> _Directions_:
Without including any images, repeat the data exactly.

> _Listed entries_:
····················

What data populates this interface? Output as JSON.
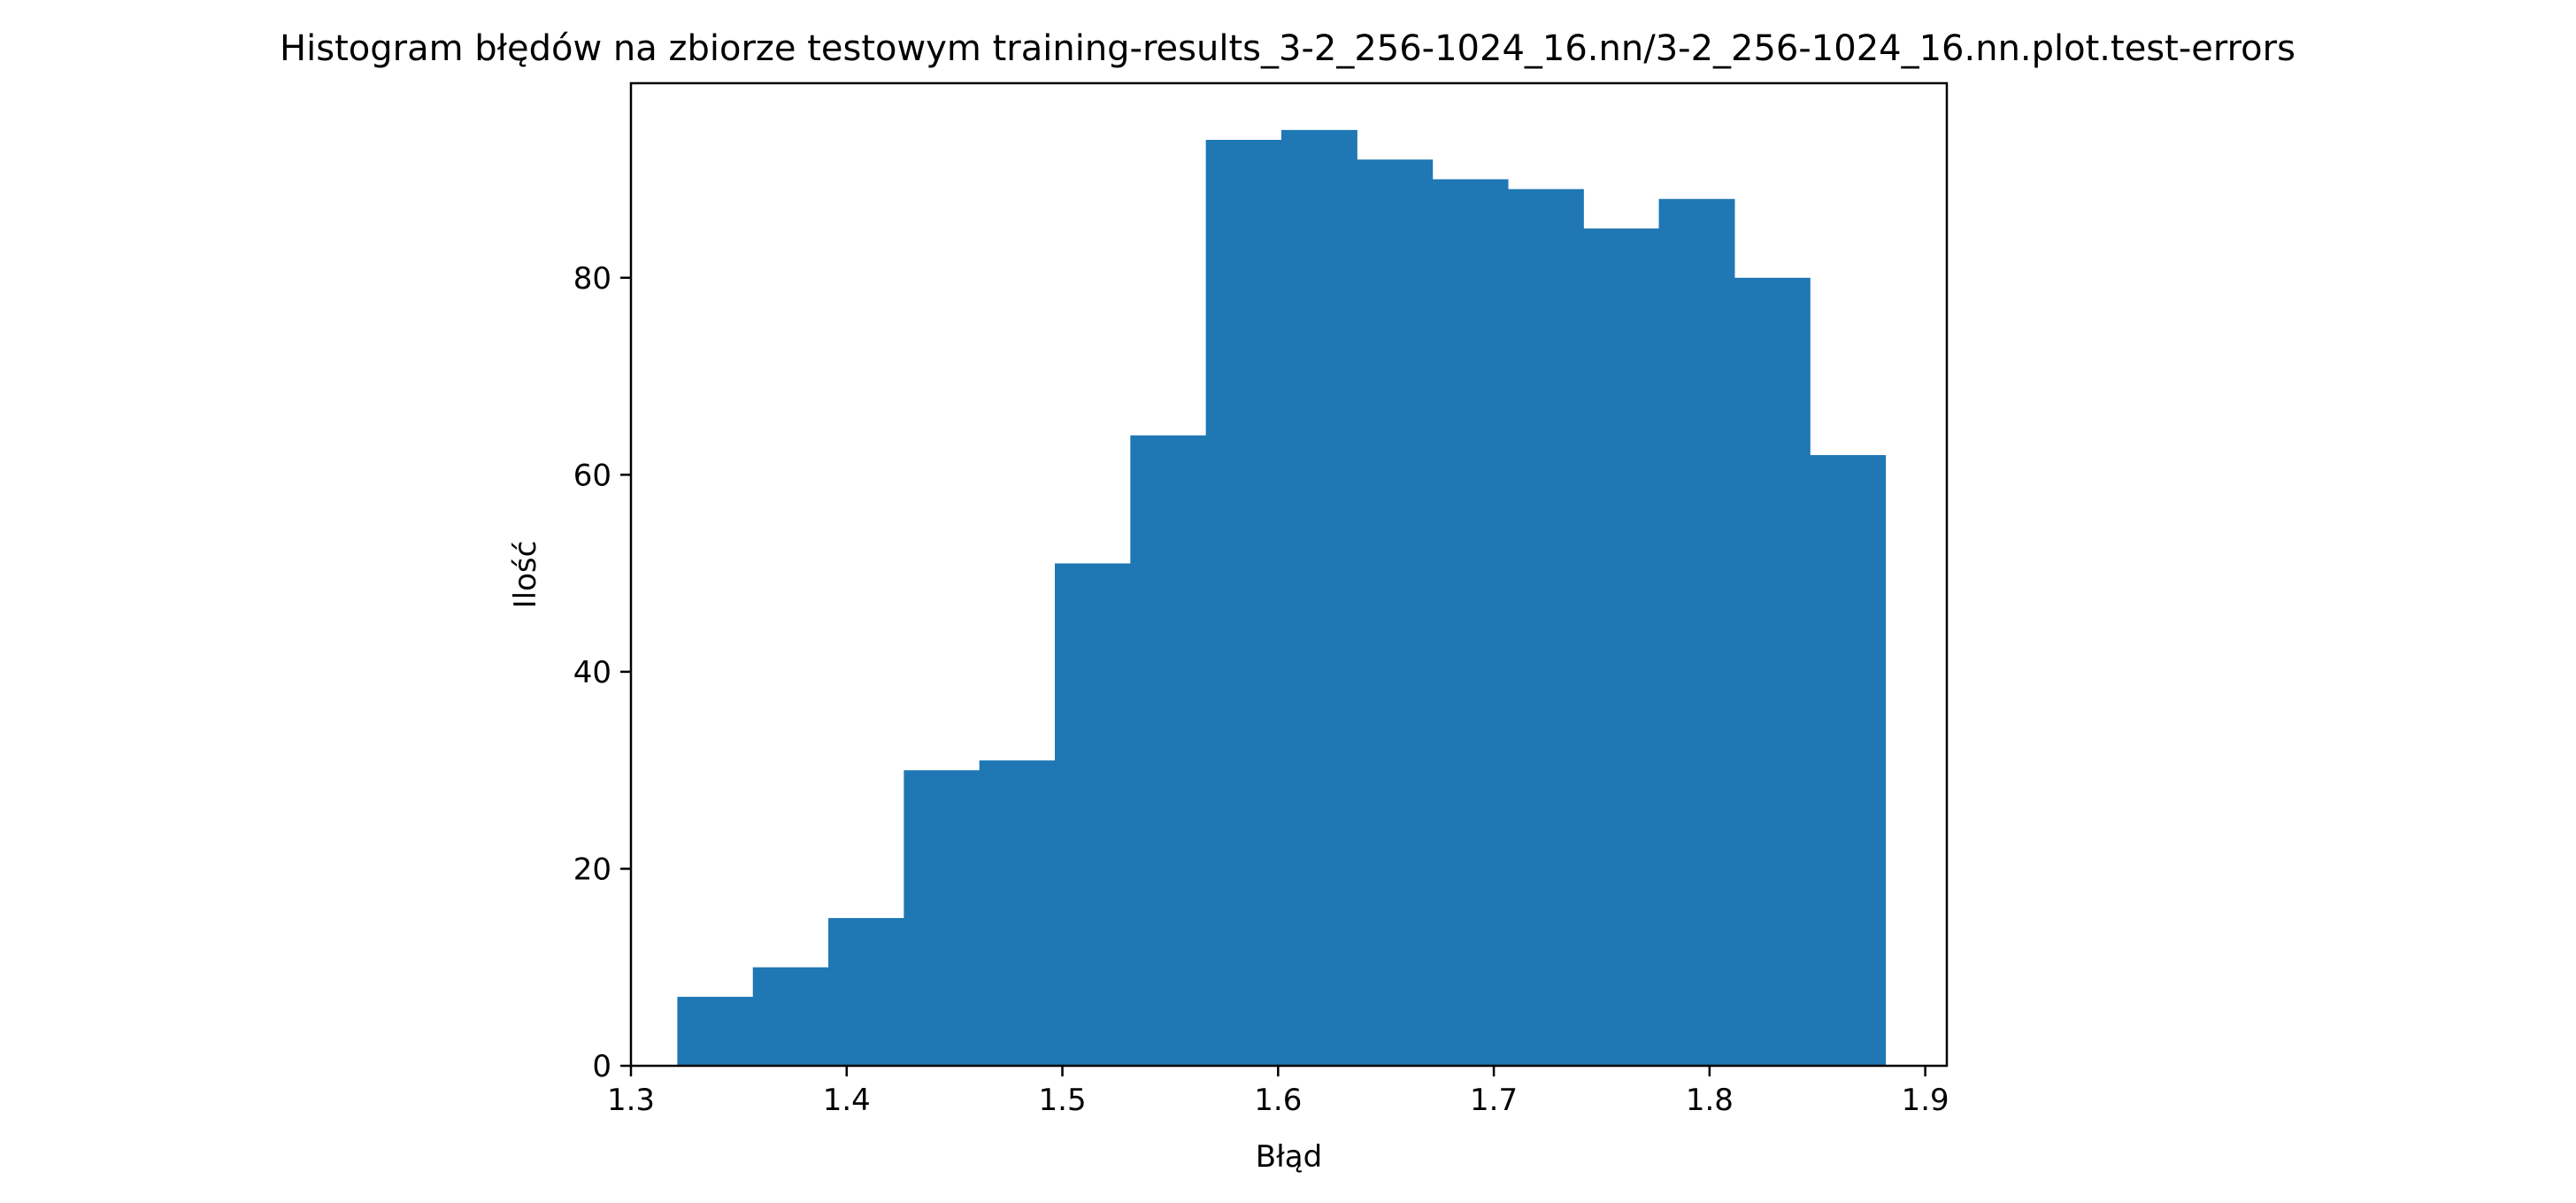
{
  "chart_data": {
    "type": "bar",
    "title": "Histogram błędów na zbiorze testowym training-results_3-2_256-1024_16.nn/3-2_256-1024_16.nn.plot.test-errors",
    "xlabel": "Błąd",
    "ylabel": "Ilość",
    "xlim": [
      1.3,
      1.91
    ],
    "ylim": [
      0,
      99.75
    ],
    "bin_edges": [
      1.3215,
      1.3565,
      1.3915,
      1.4265,
      1.4615,
      1.4965,
      1.5315,
      1.5665,
      1.6015,
      1.6365,
      1.6715,
      1.7065,
      1.7415,
      1.7765,
      1.8115,
      1.8465,
      1.8815
    ],
    "values": [
      7,
      10,
      15,
      30,
      31,
      51,
      64,
      94,
      95,
      92,
      90,
      89,
      85,
      88,
      80,
      62
    ],
    "x_ticks": [
      1.3,
      1.4,
      1.5,
      1.6,
      1.7,
      1.8,
      1.9
    ],
    "y_ticks": [
      0,
      20,
      40,
      60,
      80
    ],
    "bar_color": "#1f77b4",
    "grid": false,
    "legend": false
  }
}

····················

> _The reply_:
What data populates this interface? Output as JSON.
{
  "chart_data": {
    "type": "bar",
    "title": "Histogram błędów na zbiorze testowym training-results_3-2_256-1024_16.nn/3-2_256-1024_16.nn.plot.test-errors",
    "xlabel": "Błąd",
    "ylabel": "Ilość",
    "xlim": [
      1.3,
      1.91
    ],
    "ylim": [
      0,
      99.75
    ],
    "bin_edges": [
      1.3215,
      1.3565,
      1.3915,
      1.4265,
      1.4615,
      1.4965,
      1.5315,
      1.5665,
      1.6015,
      1.6365,
      1.6715,
      1.7065,
      1.7415,
      1.7765,
      1.8115,
      1.8465,
      1.8815
    ],
    "values": [
      7,
      10,
      15,
      30,
      31,
      51,
      64,
      94,
      95,
      92,
      90,
      89,
      85,
      88,
      80,
      62
    ],
    "x_ticks": [
      1.3,
      1.4,
      1.5,
      1.6,
      1.7,
      1.8,
      1.9
    ],
    "y_ticks": [
      0,
      20,
      40,
      60,
      80
    ],
    "bar_color": "#1f77b4",
    "grid": false,
    "legend": false
  }
}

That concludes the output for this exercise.